> **YOUR INSTRUCTIONS**:
The line that contains "Decode this image" and every line after it, down to the last one, must be restated word for word, with no pictures.

[A run of records]
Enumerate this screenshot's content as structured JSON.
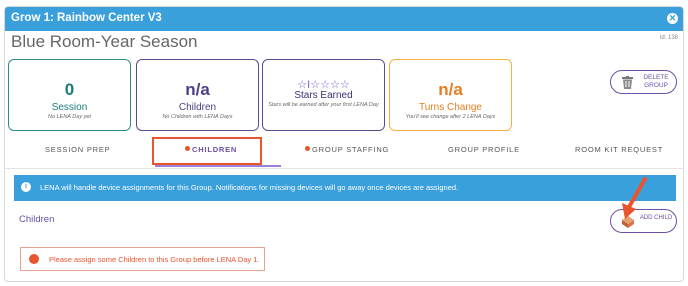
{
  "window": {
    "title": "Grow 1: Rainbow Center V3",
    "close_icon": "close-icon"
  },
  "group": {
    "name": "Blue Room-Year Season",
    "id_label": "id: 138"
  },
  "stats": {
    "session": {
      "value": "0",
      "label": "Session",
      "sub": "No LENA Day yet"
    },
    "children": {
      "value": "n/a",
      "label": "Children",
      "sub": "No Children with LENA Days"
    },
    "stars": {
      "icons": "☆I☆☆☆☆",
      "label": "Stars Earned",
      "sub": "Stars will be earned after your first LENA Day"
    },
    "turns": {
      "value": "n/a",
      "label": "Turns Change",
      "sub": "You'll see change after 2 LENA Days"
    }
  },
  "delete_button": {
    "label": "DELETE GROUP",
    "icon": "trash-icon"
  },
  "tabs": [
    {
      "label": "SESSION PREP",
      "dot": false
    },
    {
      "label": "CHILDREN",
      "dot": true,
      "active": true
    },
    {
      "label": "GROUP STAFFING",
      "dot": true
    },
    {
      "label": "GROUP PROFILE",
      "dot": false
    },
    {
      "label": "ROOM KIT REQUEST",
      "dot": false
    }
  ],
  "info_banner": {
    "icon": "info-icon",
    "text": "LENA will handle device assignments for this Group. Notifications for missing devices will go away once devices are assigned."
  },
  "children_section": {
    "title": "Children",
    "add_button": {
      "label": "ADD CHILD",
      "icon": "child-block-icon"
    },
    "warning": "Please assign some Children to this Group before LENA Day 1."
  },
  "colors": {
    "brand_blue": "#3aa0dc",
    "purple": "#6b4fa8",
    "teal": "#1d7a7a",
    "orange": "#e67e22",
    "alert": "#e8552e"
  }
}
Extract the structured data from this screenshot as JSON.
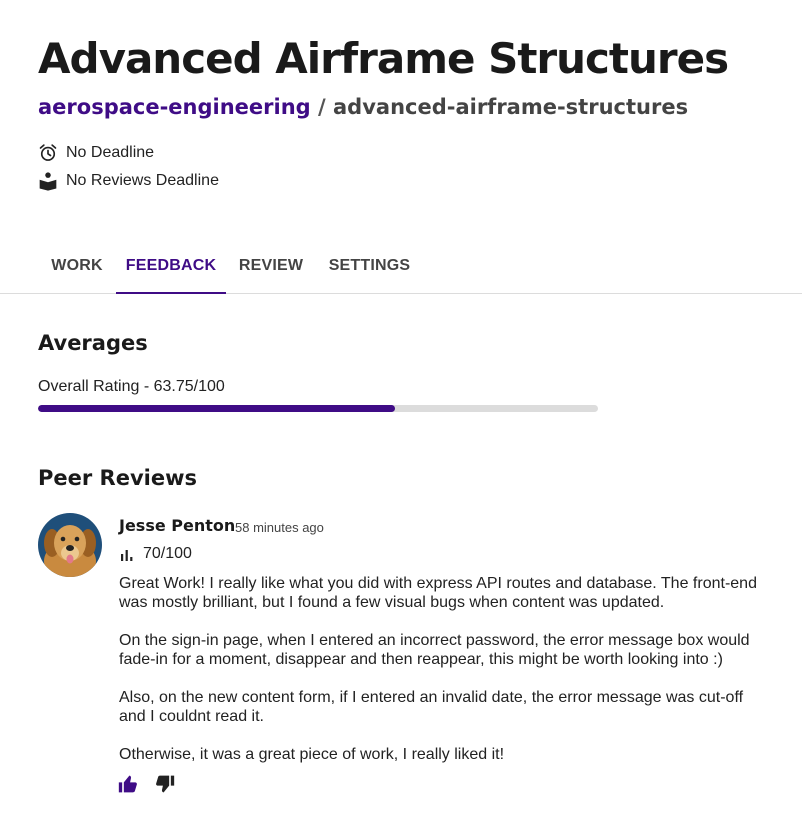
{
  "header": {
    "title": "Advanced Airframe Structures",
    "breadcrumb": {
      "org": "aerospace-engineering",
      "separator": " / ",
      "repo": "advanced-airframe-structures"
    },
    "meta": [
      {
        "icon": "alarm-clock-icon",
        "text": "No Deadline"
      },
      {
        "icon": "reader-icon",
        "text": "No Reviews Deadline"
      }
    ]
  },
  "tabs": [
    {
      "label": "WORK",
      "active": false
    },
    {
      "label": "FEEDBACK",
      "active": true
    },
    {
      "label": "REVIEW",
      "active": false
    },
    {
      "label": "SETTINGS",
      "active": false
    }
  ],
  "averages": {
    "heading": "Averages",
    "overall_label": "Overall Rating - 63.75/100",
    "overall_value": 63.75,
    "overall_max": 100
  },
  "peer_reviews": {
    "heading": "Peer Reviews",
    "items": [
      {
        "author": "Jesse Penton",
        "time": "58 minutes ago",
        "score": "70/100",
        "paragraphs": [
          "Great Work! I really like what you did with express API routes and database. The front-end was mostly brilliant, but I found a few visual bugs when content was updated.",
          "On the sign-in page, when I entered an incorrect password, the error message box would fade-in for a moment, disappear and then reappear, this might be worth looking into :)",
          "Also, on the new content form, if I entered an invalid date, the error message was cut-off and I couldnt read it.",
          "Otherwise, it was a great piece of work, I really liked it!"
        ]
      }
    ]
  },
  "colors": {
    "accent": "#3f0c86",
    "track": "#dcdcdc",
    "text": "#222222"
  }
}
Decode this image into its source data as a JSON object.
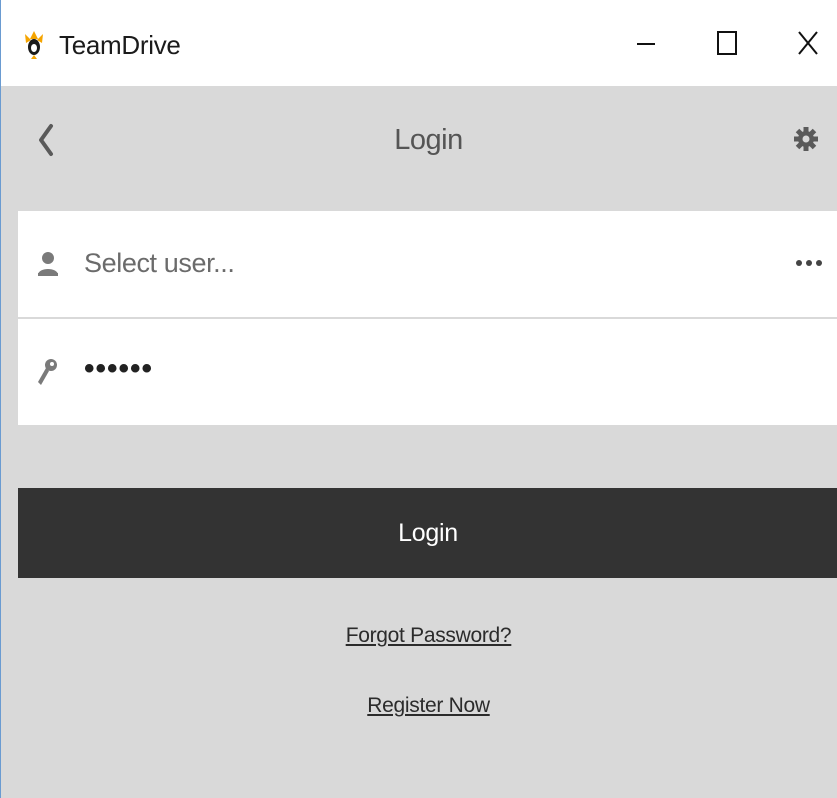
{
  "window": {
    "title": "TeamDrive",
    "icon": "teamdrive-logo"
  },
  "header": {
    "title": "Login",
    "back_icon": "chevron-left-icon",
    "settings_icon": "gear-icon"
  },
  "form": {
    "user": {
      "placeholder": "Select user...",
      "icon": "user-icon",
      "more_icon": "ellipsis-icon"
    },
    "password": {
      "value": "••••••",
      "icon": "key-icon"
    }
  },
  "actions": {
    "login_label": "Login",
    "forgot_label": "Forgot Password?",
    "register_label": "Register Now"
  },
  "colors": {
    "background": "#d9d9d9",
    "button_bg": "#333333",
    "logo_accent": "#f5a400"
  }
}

> **RESULT**:
Decode this image into its source data as a JSON object.
{
  "window": {
    "title": "TeamDrive",
    "icon": "teamdrive-logo"
  },
  "header": {
    "title": "Login",
    "back_icon": "chevron-left-icon",
    "settings_icon": "gear-icon"
  },
  "form": {
    "user": {
      "placeholder": "Select user...",
      "icon": "user-icon",
      "more_icon": "ellipsis-icon"
    },
    "password": {
      "value": "••••••",
      "icon": "key-icon"
    }
  },
  "actions": {
    "login_label": "Login",
    "forgot_label": "Forgot Password?",
    "register_label": "Register Now"
  },
  "colors": {
    "background": "#d9d9d9",
    "button_bg": "#333333",
    "logo_accent": "#f5a400"
  }
}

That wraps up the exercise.